**Stored records**:
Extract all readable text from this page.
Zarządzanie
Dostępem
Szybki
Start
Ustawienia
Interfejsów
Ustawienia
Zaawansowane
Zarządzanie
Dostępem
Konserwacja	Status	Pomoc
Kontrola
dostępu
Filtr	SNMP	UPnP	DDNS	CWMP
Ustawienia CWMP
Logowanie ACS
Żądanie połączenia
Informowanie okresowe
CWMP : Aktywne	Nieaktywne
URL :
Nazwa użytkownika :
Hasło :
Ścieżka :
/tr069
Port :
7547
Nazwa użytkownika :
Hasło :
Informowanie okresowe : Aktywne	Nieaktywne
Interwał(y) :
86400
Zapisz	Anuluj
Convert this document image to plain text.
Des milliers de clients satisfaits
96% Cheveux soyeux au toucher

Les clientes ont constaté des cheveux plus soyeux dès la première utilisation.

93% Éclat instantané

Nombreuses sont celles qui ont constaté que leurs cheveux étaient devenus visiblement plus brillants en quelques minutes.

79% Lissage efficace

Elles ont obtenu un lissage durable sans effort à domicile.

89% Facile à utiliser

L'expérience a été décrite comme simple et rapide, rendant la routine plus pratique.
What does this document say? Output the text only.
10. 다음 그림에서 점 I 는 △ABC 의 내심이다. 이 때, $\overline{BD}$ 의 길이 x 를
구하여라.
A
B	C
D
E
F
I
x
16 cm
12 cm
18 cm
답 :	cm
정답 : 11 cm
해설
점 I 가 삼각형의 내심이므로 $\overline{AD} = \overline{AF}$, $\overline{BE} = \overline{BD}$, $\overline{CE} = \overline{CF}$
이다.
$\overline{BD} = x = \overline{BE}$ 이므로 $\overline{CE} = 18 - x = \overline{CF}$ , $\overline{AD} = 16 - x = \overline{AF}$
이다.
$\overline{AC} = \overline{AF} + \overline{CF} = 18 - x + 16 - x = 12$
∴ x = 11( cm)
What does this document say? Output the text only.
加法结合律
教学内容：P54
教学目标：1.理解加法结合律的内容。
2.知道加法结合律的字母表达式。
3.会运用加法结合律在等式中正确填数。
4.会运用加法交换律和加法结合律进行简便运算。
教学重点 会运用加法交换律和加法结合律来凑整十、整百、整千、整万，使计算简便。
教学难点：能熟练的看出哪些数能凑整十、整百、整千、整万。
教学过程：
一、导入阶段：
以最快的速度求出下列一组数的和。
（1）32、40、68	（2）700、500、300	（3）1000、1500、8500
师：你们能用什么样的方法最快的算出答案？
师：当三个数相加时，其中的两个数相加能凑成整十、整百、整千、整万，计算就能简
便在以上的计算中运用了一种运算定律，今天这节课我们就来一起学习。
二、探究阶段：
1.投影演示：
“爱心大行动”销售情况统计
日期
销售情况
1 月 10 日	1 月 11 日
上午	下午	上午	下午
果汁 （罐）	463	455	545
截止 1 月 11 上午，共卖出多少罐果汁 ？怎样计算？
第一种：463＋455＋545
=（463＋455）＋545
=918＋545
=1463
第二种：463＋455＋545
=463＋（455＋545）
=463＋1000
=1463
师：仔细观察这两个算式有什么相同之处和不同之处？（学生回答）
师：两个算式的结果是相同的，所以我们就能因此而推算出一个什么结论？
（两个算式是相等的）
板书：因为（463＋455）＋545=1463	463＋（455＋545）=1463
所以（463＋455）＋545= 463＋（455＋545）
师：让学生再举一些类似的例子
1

**What this task involves**: Extract each entry in full and write it down exactly.

**Answer to the problem**:
Extract all readable text from this page.
Zarządzanie
Dostępem
Szybki
Start
Ustawienia
Interfejsów
Ustawienia
Zaawansowane
Zarządzanie
Dostępem
Konserwacja	Status	Pomoc
Kontrola
dostępu
Filtr	SNMP	UPnP	DDNS	CWMP
Ustawienia CWMP
Logowanie ACS
Żądanie połączenia
Informowanie okresowe
CWMP : Aktywne	Nieaktywne
URL :
Nazwa użytkownika :
Hasło :
Ścieżka :
/tr069
Port :
7547
Nazwa użytkownika :
Hasło :
Informowanie okresowe : Aktywne	Nieaktywne
Interwał(y) :
86400
Zapisz	Anuluj
Convert this document image to plain text.
Des milliers de clients satisfaits
96% Cheveux soyeux au toucher

Les clientes ont constaté des cheveux plus soyeux dès la première utilisation.

93% Éclat instantané

Nombreuses sont celles qui ont constaté que leurs cheveux étaient devenus visiblement plus brillants en quelques minutes.

79% Lissage efficace

Elles ont obtenu un lissage durable sans effort à domicile.

89% Facile à utiliser

L'expérience a été décrite comme simple et rapide, rendant la routine plus pratique.
What does this document say? Output the text only.
10. 다음 그림에서 점 I 는 △ABC 의 내심이다. 이 때, $\overline{BD}$ 의 길이 x 를
구하여라.
A
B	C
D
E
F
I
x
16 cm
12 cm
18 cm
답 :	cm
정답 : 11 cm
해설
점 I 가 삼각형의 내심이므로 $\overline{AD} = \overline{AF}$, $\overline{BE} = \overline{BD}$, $\overline{CE} = \overline{CF}$
이다.
$\overline{BD} = x = \overline{BE}$ 이므로 $\overline{CE} = 18 - x = \overline{CF}$ , $\overline{AD} = 16 - x = \overline{AF}$
이다.
$\overline{AC} = \overline{AF} + \overline{CF} = 18 - x + 16 - x = 12$
∴ x = 11( cm)
What does this document say? Output the text only.
加法结合律
教学内容：P54
教学目标：1.理解加法结合律的内容。
2.知道加法结合律的字母表达式。
3.会运用加法结合律在等式中正确填数。
4.会运用加法交换律和加法结合律进行简便运算。
教学重点 会运用加法交换律和加法结合律来凑整十、整百、整千、整万，使计算简便。
教学难点：能熟练的看出哪些数能凑整十、整百、整千、整万。
教学过程：
一、导入阶段：
以最快的速度求出下列一组数的和。
（1）32、40、68	（2）700、500、300	（3）1000、1500、8500
师：你们能用什么样的方法最快的算出答案？
师：当三个数相加时，其中的两个数相加能凑成整十、整百、整千、整万，计算就能简
便在以上的计算中运用了一种运算定律，今天这节课我们就来一起学习。
二、探究阶段：
1.投影演示：
“爱心大行动”销售情况统计
日期
销售情况
1 月 10 日	1 月 11 日
上午	下午	上午	下午
果汁 （罐）	463	455	545
截止 1 月 11 上午，共卖出多少罐果汁 ？怎样计算？
第一种：463＋455＋545
=（463＋455）＋545
=918＋545
=1463
第二种：463＋455＋545
=463＋（455＋545）
=463＋1000
=1463
师：仔细观察这两个算式有什么相同之处和不同之处？（学生回答）
师：两个算式的结果是相同的，所以我们就能因此而推算出一个什么结论？
（两个算式是相等的）
板书：因为（463＋455）＋545=1463	463＋（455＋545）=1463
所以（463＋455）＋545= 463＋（455＋545）
师：让学生再举一些类似的例子
1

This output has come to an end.